[Data listing]
▬▬▬

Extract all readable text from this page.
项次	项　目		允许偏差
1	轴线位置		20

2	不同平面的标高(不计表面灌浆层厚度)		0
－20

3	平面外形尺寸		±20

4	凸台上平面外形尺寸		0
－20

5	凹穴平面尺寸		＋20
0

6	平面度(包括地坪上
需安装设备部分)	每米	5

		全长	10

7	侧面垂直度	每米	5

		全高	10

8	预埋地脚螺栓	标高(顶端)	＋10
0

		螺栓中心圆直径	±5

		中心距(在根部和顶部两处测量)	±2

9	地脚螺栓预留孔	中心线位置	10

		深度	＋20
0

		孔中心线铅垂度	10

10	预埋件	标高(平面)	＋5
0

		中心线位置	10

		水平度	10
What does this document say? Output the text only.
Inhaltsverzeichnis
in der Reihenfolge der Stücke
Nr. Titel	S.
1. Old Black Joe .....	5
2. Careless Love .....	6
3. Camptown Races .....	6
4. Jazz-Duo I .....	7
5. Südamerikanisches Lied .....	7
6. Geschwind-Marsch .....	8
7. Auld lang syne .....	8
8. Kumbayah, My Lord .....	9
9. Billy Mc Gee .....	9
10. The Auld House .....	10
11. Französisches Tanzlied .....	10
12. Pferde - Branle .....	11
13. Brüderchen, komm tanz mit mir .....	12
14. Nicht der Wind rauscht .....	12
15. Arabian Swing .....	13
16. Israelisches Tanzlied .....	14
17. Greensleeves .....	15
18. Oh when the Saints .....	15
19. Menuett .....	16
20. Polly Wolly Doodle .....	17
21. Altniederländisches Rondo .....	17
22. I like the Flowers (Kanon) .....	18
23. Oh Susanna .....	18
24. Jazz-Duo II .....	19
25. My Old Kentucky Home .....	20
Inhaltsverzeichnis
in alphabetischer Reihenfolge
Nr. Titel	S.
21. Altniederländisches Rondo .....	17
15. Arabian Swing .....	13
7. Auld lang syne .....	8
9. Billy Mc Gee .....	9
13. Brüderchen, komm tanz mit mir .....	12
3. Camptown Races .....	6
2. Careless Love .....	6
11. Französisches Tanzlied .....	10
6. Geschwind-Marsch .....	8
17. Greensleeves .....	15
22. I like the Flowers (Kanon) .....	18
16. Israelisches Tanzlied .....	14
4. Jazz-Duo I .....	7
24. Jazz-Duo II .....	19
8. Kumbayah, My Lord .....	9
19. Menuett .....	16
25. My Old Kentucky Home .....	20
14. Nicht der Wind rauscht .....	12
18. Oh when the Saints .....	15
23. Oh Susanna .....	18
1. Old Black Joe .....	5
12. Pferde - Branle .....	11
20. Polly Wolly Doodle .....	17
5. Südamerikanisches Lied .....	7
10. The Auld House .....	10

▬▬▬

Extract every record. Keep wording exact.

FINAL ANSWER:
Extract all readable text from this page.
项次	项　目		允许偏差
1	轴线位置		20

2	不同平面的标高(不计表面灌浆层厚度)		0
－20

3	平面外形尺寸		±20

4	凸台上平面外形尺寸		0
－20

5	凹穴平面尺寸		＋20
0

6	平面度(包括地坪上
需安装设备部分)	每米	5

		全长	10

7	侧面垂直度	每米	5

		全高	10

8	预埋地脚螺栓	标高(顶端)	＋10
0

		螺栓中心圆直径	±5

		中心距(在根部和顶部两处测量)	±2

9	地脚螺栓预留孔	中心线位置	10

		深度	＋20
0

		孔中心线铅垂度	10

10	预埋件	标高(平面)	＋5
0

		中心线位置	10

		水平度	10
What does this document say? Output the text only.
Inhaltsverzeichnis
in der Reihenfolge der Stücke
Nr. Titel	S.
1. Old Black Joe .....	5
2. Careless Love .....	6
3. Camptown Races .....	6
4. Jazz-Duo I .....	7
5. Südamerikanisches Lied .....	7
6. Geschwind-Marsch .....	8
7. Auld lang syne .....	8
8. Kumbayah, My Lord .....	9
9. Billy Mc Gee .....	9
10. The Auld House .....	10
11. Französisches Tanzlied .....	10
12. Pferde - Branle .....	11
13. Brüderchen, komm tanz mit mir .....	12
14. Nicht der Wind rauscht .....	12
15. Arabian Swing .....	13
16. Israelisches Tanzlied .....	14
17. Greensleeves .....	15
18. Oh when the Saints .....	15
19. Menuett .....	16
20. Polly Wolly Doodle .....	17
21. Altniederländisches Rondo .....	17
22. I like the Flowers (Kanon) .....	18
23. Oh Susanna .....	18
24. Jazz-Duo II .....	19
25. My Old Kentucky Home .....	20
Inhaltsverzeichnis
in alphabetischer Reihenfolge
Nr. Titel	S.
21. Altniederländisches Rondo .....	17
15. Arabian Swing .....	13
7. Auld lang syne .....	8
9. Billy Mc Gee .....	9
13. Brüderchen, komm tanz mit mir .....	12
3. Camptown Races .....	6
2. Careless Love .....	6
11. Französisches Tanzlied .....	10
6. Geschwind-Marsch .....	8
17. Greensleeves .....	15
22. I like the Flowers (Kanon) .....	18
16. Israelisches Tanzlied .....	14
4. Jazz-Duo I .....	7
24. Jazz-Duo II .....	19
8. Kumbayah, My Lord .....	9
19. Menuett .....	16
25. My Old Kentucky Home .....	20
14. Nicht der Wind rauscht .....	12
18. Oh when the Saints .....	15
23. Oh Susanna .....	18
1. Old Black Joe .....	5
12. Pferde - Branle .....	11
20. Polly Wolly Doodle .....	17
5. Südamerikanisches Lied .....	7
10. The Auld House .....	10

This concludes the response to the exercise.